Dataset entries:

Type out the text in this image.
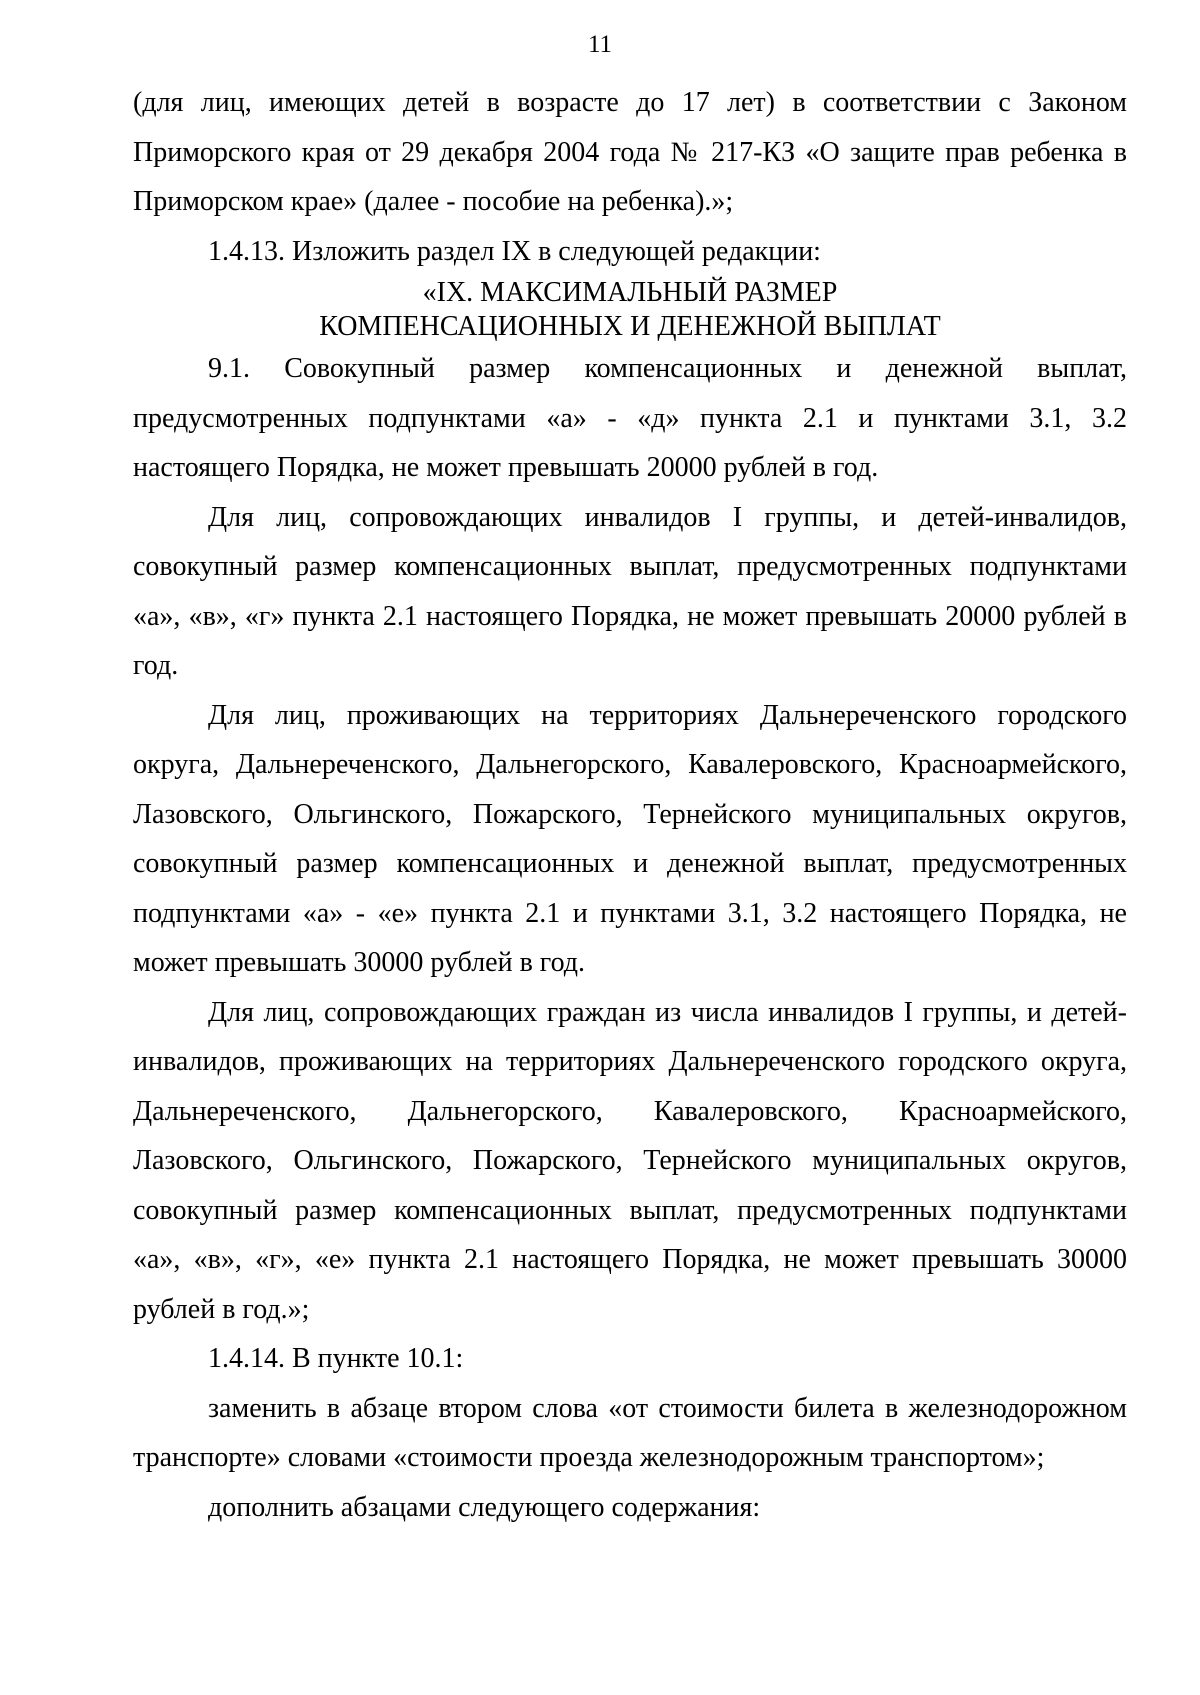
11

(для лиц, имеющих детей в возрасте до 17 лет) в соответствии с Законом Приморского края от 29 декабря 2004 года № 217-КЗ «О защите прав ребенка в Приморском крае» (далее - пособие на ребенка).»;

1.4.13. Изложить раздел IX в следующей редакции:

«IX. МАКСИМАЛЬНЫЙ РАЗМЕР
КОМПЕНСАЦИОННЫХ И ДЕНЕЖНОЙ ВЫПЛАТ

9.1. Совокупный размер компенсационных и денежной выплат, предусмотренных подпунктами «а» - «д» пункта 2.1 и пунктами 3.1, 3.2 настоящего Порядка, не может превышать 20000 рублей в год.

Для лиц, сопровождающих инвалидов I группы, и детей-инвалидов, совокупный размер компенсационных выплат, предусмотренных подпунктами «а», «в», «г» пункта 2.1 настоящего Порядка, не может превышать 20000 рублей в год.

Для лиц, проживающих на территориях Дальнереченского городского округа, Дальнереченского, Дальнегорского, Кавалеровского, Красноармейского, Лазовского, Ольгинского, Пожарского, Тернейского муниципальных округов, совокупный размер компенсационных и денежной выплат, предусмотренных подпунктами «а» - «е» пункта 2.1 и пунктами 3.1, 3.2 настоящего Порядка, не может превышать 30000 рублей в год.

Для лиц, сопровождающих граждан из числа инвалидов I группы, и детей-инвалидов, проживающих на территориях Дальнереченского городского округа, Дальнереченского, Дальнегорского, Кавалеровского, Красноармейского, Лазовского, Ольгинского, Пожарского, Тернейского муниципальных округов, совокупный размер компенсационных выплат, предусмотренных подпунктами «а», «в», «г», «е» пункта 2.1 настоящего Порядка, не может превышать 30000 рублей в год.»;

1.4.14. В пункте 10.1:

заменить в абзаце втором слова «от стоимости билета в железнодорожном транспорте» словами «стоимости проезда железнодорожным транспортом»;

дополнить абзацами следующего содержания:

TO DO:
Quote every record above exactly, omitting any pictures they contain.

EXERCISE SOLUTION:
Type out the text in this image.
11

(для лиц, имеющих детей в возрасте до 17 лет) в соответствии с Законом Приморского края от 29 декабря 2004 года № 217-КЗ «О защите прав ребенка в Приморском крае» (далее - пособие на ребенка).»;

1.4.13. Изложить раздел IX в следующей редакции:

«IX. МАКСИМАЛЬНЫЙ РАЗМЕР
КОМПЕНСАЦИОННЫХ И ДЕНЕЖНОЙ ВЫПЛАТ

9.1. Совокупный размер компенсационных и денежной выплат, предусмотренных подпунктами «а» - «д» пункта 2.1 и пунктами 3.1, 3.2 настоящего Порядка, не может превышать 20000 рублей в год.

Для лиц, сопровождающих инвалидов I группы, и детей-инвалидов, совокупный размер компенсационных выплат, предусмотренных подпунктами «а», «в», «г» пункта 2.1 настоящего Порядка, не может превышать 20000 рублей в год.

Для лиц, проживающих на территориях Дальнереченского городского округа, Дальнереченского, Дальнегорского, Кавалеровского, Красноармейского, Лазовского, Ольгинского, Пожарского, Тернейского муниципальных округов, совокупный размер компенсационных и денежной выплат, предусмотренных подпунктами «а» - «е» пункта 2.1 и пунктами 3.1, 3.2 настоящего Порядка, не может превышать 30000 рублей в год.

Для лиц, сопровождающих граждан из числа инвалидов I группы, и детей-инвалидов, проживающих на территориях Дальнереченского городского округа, Дальнереченского, Дальнегорского, Кавалеровского, Красноармейского, Лазовского, Ольгинского, Пожарского, Тернейского муниципальных округов, совокупный размер компенсационных выплат, предусмотренных подпунктами «а», «в», «г», «е» пункта 2.1 настоящего Порядка, не может превышать 30000 рублей в год.»;

1.4.14. В пункте 10.1:

заменить в абзаце втором слова «от стоимости билета в железнодорожном транспорте» словами «стоимости проезда железнодорожным транспортом»;

дополнить абзацами следующего содержания:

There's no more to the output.